- **WRITTEN INSTRUCTION**
Make an exact copy of the lines below.

- **TASK INPUTS**
+ + + +

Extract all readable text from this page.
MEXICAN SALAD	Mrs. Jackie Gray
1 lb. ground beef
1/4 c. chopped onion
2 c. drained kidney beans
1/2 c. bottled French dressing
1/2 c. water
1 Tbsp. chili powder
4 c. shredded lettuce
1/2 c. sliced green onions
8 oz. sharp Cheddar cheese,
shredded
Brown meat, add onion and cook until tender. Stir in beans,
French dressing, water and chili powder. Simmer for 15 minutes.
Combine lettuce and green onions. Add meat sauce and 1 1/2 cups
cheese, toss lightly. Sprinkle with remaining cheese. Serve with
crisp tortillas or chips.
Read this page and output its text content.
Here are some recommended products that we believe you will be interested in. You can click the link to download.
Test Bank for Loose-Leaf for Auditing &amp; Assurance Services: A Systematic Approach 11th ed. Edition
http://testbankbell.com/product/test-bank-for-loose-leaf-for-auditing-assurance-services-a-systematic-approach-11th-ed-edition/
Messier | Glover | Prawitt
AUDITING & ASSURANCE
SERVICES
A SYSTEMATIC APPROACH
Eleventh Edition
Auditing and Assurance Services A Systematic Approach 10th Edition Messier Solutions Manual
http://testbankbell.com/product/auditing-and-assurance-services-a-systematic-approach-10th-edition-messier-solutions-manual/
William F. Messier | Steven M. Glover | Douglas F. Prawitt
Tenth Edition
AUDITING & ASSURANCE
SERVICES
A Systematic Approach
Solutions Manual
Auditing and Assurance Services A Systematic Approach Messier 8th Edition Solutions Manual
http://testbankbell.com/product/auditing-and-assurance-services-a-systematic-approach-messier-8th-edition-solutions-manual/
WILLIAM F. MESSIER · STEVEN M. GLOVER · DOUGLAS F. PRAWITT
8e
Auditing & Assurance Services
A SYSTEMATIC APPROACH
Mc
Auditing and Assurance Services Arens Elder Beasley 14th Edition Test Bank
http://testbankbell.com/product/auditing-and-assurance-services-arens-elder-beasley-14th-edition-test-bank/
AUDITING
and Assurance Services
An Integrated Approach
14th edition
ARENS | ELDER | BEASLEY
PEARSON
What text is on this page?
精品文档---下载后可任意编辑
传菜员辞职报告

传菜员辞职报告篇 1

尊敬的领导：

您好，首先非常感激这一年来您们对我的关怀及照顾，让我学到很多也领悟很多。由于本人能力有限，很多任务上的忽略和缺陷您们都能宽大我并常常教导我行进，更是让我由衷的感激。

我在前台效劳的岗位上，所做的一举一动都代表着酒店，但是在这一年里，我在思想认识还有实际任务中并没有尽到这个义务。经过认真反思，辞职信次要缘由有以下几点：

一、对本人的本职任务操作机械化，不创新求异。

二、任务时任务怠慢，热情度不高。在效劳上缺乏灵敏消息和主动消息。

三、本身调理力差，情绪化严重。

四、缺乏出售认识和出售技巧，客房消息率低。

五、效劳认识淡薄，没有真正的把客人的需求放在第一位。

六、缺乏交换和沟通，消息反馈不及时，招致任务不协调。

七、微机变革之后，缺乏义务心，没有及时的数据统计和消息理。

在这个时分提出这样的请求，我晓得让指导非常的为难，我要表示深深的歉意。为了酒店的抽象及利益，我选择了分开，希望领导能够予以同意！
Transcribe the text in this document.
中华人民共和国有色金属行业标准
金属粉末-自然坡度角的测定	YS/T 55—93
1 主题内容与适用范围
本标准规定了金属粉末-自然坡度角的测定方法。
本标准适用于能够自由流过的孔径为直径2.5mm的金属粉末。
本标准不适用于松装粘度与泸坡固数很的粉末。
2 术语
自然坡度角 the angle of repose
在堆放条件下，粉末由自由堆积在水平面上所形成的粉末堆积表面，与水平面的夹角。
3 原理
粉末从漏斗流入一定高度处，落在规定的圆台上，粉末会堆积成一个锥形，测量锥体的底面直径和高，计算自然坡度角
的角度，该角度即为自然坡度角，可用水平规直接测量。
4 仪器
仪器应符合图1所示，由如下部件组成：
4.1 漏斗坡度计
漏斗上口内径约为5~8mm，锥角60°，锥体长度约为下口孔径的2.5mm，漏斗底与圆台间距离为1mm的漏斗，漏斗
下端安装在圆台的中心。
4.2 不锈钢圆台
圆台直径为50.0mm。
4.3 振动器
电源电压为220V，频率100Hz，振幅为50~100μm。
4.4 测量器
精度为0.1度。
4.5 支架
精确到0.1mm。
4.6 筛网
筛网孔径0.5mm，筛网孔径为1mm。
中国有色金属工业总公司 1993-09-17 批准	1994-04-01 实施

+ + + +

- **REPLY TO THE EXERCISE**
Extract all readable text from this page.
MEXICAN SALAD	Mrs. Jackie Gray
1 lb. ground beef
1/4 c. chopped onion
2 c. drained kidney beans
1/2 c. bottled French dressing
1/2 c. water
1 Tbsp. chili powder
4 c. shredded lettuce
1/2 c. sliced green onions
8 oz. sharp Cheddar cheese,
shredded
Brown meat, add onion and cook until tender. Stir in beans,
French dressing, water and chili powder. Simmer for 15 minutes.
Combine lettuce and green onions. Add meat sauce and 1 1/2 cups
cheese, toss lightly. Sprinkle with remaining cheese. Serve with
crisp tortillas or chips.
Read this page and output its text content.
Here are some recommended products that we believe you will be interested in. You can click the link to download.
Test Bank for Loose-Leaf for Auditing &amp; Assurance Services: A Systematic Approach 11th ed. Edition
http://testbankbell.com/product/test-bank-for-loose-leaf-for-auditing-assurance-services-a-systematic-approach-11th-ed-edition/
Messier | Glover | Prawitt
AUDITING & ASSURANCE
SERVICES
A SYSTEMATIC APPROACH
Eleventh Edition
Auditing and Assurance Services A Systematic Approach 10th Edition Messier Solutions Manual
http://testbankbell.com/product/auditing-and-assurance-services-a-systematic-approach-10th-edition-messier-solutions-manual/
William F. Messier | Steven M. Glover | Douglas F. Prawitt
Tenth Edition
AUDITING & ASSURANCE
SERVICES
A Systematic Approach
Solutions Manual
Auditing and Assurance Services A Systematic Approach Messier 8th Edition Solutions Manual
http://testbankbell.com/product/auditing-and-assurance-services-a-systematic-approach-messier-8th-edition-solutions-manual/
WILLIAM F. MESSIER · STEVEN M. GLOVER · DOUGLAS F. PRAWITT
8e
Auditing & Assurance Services
A SYSTEMATIC APPROACH
Mc
Auditing and Assurance Services Arens Elder Beasley 14th Edition Test Bank
http://testbankbell.com/product/auditing-and-assurance-services-arens-elder-beasley-14th-edition-test-bank/
AUDITING
and Assurance Services
An Integrated Approach
14th edition
ARENS | ELDER | BEASLEY
PEARSON
What text is on this page?
精品文档---下载后可任意编辑
传菜员辞职报告

传菜员辞职报告篇 1

尊敬的领导：

您好，首先非常感激这一年来您们对我的关怀及照顾，让我学到很多也领悟很多。由于本人能力有限，很多任务上的忽略和缺陷您们都能宽大我并常常教导我行进，更是让我由衷的感激。

我在前台效劳的岗位上，所做的一举一动都代表着酒店，但是在这一年里，我在思想认识还有实际任务中并没有尽到这个义务。经过认真反思，辞职信次要缘由有以下几点：

一、对本人的本职任务操作机械化，不创新求异。

二、任务时任务怠慢，热情度不高。在效劳上缺乏灵敏消息和主动消息。

三、本身调理力差，情绪化严重。

四、缺乏出售认识和出售技巧，客房消息率低。

五、效劳认识淡薄，没有真正的把客人的需求放在第一位。

六、缺乏交换和沟通，消息反馈不及时，招致任务不协调。

七、微机变革之后，缺乏义务心，没有及时的数据统计和消息理。

在这个时分提出这样的请求，我晓得让指导非常的为难，我要表示深深的歉意。为了酒店的抽象及利益，我选择了分开，希望领导能够予以同意！
Transcribe the text in this document.
中华人民共和国有色金属行业标准
金属粉末-自然坡度角的测定	YS/T 55—93
1 主题内容与适用范围
本标准规定了金属粉末-自然坡度角的测定方法。
本标准适用于能够自由流过的孔径为直径2.5mm的金属粉末。
本标准不适用于松装粘度与泸坡固数很的粉末。
2 术语
自然坡度角 the angle of repose
在堆放条件下，粉末由自由堆积在水平面上所形成的粉末堆积表面，与水平面的夹角。
3 原理
粉末从漏斗流入一定高度处，落在规定的圆台上，粉末会堆积成一个锥形，测量锥体的底面直径和高，计算自然坡度角
的角度，该角度即为自然坡度角，可用水平规直接测量。
4 仪器
仪器应符合图1所示，由如下部件组成：
4.1 漏斗坡度计
漏斗上口内径约为5~8mm，锥角60°，锥体长度约为下口孔径的2.5mm，漏斗底与圆台间距离为1mm的漏斗，漏斗
下端安装在圆台的中心。
4.2 不锈钢圆台
圆台直径为50.0mm。
4.3 振动器
电源电压为220V，频率100Hz，振幅为50~100μm。
4.4 测量器
精度为0.1度。
4.5 支架
精确到0.1mm。
4.6 筛网
筛网孔径0.5mm，筛网孔径为1mm。
中国有色金属工业总公司 1993-09-17 批准	1994-04-01 实施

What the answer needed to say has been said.